_Dataset rows_
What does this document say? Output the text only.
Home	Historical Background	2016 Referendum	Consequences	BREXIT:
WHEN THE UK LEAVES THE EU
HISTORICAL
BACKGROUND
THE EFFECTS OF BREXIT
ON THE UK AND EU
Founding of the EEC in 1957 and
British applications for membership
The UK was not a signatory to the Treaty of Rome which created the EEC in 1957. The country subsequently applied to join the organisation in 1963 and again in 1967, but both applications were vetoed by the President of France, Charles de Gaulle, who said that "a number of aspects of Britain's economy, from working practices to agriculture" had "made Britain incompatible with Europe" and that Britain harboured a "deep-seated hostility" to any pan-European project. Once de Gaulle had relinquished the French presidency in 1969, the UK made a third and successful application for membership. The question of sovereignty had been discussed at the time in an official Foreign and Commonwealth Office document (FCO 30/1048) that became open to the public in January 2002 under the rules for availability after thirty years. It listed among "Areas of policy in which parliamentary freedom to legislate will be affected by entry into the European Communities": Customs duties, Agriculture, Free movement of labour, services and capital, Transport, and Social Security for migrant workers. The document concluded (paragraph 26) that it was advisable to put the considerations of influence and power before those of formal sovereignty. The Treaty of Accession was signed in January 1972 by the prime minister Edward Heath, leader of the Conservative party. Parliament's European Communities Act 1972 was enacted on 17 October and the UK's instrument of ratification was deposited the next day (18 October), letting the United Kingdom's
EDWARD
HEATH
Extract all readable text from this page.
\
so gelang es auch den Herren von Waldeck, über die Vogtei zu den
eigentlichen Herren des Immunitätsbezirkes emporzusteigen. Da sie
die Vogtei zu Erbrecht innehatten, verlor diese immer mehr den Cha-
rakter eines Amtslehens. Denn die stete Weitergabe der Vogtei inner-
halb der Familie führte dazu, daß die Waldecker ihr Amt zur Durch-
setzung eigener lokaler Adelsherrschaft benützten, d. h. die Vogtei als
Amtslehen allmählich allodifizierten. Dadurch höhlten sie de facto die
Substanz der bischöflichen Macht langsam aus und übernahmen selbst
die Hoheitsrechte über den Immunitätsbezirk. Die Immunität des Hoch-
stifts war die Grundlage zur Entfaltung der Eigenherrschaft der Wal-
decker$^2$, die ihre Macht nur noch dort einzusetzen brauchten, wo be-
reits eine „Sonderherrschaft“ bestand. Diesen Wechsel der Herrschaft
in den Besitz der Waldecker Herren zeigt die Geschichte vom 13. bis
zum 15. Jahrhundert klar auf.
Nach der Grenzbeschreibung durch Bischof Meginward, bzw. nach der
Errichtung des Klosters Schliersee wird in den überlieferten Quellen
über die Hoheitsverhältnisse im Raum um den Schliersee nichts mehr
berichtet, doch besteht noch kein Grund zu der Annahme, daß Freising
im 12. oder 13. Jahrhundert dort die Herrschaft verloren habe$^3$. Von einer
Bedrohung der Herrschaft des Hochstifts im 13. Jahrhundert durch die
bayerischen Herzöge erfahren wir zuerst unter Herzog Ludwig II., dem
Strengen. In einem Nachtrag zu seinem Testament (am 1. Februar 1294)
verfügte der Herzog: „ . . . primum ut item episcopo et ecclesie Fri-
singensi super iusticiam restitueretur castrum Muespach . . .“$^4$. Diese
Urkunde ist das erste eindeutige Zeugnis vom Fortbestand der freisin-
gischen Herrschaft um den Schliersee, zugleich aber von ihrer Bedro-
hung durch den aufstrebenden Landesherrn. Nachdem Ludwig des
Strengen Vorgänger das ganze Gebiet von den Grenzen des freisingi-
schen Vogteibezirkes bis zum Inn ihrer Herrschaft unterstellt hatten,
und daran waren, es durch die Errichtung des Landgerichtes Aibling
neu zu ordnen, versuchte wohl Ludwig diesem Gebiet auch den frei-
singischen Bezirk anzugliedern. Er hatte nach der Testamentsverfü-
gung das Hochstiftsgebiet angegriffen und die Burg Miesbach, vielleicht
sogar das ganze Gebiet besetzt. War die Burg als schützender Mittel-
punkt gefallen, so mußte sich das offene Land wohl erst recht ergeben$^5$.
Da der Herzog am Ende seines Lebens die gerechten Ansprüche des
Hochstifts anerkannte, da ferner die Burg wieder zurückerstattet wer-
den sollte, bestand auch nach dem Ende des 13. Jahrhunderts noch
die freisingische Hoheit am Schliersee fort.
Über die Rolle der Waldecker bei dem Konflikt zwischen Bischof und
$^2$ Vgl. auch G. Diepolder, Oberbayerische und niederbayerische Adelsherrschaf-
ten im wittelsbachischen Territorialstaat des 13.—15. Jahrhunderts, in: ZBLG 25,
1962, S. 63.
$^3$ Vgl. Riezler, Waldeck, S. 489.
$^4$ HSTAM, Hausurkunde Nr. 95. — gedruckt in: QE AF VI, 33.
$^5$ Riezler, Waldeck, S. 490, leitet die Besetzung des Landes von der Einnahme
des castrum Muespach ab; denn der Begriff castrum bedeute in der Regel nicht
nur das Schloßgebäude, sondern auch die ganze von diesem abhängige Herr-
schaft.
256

_REQUEST_
Filter the data, keeping only the lines that contain "Burg".

_TASK ANSWER_
gung das Hochstiftsgebiet angegriffen und die Burg Miesbach, vielleicht
sogar das ganze Gebiet besetzt. War die Burg als schützender Mittel-
Hochstifts anerkannte, da ferner die Burg wieder zurückerstattet wer-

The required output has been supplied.